» What to work on: Reproduce the records from the first line up to and including the line with "741, 318, 761]".

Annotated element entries
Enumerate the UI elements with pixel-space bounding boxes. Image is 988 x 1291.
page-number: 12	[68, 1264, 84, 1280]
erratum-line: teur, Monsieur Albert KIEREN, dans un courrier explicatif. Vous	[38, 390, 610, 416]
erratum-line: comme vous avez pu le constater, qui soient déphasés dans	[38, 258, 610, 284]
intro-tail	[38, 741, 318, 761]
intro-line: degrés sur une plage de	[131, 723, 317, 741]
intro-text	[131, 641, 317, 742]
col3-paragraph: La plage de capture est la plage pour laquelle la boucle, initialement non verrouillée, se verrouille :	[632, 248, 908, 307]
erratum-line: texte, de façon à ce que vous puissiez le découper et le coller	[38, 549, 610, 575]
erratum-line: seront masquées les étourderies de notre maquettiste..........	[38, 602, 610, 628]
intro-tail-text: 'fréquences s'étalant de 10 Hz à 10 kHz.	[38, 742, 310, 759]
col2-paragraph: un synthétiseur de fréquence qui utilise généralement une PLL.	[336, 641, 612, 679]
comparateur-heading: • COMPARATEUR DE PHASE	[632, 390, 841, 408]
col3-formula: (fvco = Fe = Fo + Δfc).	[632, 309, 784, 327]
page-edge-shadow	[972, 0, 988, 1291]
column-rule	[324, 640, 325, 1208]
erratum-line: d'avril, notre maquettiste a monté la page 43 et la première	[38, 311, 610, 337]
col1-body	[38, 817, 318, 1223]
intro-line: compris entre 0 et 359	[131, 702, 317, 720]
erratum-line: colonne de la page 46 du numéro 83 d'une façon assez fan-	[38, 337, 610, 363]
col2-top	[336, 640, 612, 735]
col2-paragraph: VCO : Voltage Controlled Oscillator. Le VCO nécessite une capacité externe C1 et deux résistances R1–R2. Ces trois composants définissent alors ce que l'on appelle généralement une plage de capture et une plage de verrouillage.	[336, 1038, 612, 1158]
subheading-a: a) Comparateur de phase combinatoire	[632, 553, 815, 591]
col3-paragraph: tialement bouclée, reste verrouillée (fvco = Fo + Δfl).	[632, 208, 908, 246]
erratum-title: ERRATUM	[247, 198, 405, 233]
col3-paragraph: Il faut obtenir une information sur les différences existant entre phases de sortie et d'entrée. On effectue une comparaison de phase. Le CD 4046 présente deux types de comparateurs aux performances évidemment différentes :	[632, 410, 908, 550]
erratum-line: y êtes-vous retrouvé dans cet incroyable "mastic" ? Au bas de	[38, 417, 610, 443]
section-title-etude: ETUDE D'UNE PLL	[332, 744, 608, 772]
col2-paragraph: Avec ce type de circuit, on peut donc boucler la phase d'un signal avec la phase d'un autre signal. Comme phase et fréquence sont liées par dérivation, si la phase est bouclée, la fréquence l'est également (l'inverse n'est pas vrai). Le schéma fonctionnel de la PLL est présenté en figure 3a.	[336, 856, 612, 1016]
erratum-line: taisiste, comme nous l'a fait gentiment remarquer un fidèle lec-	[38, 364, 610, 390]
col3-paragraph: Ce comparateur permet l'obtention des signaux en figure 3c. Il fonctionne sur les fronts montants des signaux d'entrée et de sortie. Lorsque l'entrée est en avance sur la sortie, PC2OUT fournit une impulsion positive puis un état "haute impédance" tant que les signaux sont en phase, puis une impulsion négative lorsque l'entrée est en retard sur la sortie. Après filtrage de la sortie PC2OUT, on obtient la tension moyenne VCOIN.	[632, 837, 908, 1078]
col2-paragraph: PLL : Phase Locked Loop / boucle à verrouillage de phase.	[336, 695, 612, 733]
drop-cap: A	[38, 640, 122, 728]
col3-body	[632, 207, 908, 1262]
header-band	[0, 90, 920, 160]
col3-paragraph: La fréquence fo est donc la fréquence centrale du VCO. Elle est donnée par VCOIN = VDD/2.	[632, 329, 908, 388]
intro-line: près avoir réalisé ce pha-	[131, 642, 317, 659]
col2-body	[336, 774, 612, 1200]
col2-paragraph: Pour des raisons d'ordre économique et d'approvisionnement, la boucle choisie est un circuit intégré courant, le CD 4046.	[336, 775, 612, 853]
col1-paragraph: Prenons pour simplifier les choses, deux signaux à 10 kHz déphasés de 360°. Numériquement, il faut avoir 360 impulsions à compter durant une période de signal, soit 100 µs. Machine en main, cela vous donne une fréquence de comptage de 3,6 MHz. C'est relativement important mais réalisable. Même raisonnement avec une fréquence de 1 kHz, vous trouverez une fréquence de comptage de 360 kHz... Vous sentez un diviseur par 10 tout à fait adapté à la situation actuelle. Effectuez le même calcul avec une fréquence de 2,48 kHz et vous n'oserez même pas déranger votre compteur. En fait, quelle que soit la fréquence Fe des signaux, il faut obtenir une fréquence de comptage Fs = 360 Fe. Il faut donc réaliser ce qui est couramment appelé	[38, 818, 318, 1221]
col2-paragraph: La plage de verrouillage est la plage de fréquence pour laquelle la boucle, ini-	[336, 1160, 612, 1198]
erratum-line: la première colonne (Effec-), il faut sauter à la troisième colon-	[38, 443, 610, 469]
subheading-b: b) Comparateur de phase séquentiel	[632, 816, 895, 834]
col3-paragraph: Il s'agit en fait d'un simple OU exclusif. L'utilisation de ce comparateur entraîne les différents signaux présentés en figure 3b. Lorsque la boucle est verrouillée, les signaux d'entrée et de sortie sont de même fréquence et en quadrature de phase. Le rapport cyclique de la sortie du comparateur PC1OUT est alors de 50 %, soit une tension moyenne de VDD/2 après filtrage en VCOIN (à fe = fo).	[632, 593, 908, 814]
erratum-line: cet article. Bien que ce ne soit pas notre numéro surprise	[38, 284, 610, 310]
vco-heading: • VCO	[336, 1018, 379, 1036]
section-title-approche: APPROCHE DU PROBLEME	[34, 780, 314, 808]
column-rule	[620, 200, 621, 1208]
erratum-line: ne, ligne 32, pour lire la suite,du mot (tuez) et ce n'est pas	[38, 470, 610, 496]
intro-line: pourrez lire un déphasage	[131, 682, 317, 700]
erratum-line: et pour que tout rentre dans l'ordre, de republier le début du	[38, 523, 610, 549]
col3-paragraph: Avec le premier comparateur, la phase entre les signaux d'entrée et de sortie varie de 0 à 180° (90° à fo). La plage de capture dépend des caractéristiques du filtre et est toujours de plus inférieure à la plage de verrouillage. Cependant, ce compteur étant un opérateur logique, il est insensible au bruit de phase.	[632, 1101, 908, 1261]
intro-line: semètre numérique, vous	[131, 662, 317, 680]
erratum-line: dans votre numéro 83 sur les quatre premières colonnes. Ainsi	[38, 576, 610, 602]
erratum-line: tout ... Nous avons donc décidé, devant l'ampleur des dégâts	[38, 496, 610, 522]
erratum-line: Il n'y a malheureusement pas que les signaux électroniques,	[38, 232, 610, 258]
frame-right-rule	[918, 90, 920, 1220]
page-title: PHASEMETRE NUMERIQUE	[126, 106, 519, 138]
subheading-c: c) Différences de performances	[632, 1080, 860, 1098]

» Reply to the task:
Enumerate the UI elements with pixel-space bounding boxes. Image is 988 x 1291.
page-number: 12	[68, 1264, 84, 1280]
erratum-line: teur, Monsieur Albert KIEREN, dans un courrier explicatif. Vous	[38, 390, 610, 416]
erratum-line: comme vous avez pu le constater, qui soient déphasés dans	[38, 258, 610, 284]
intro-tail	[38, 741, 318, 761]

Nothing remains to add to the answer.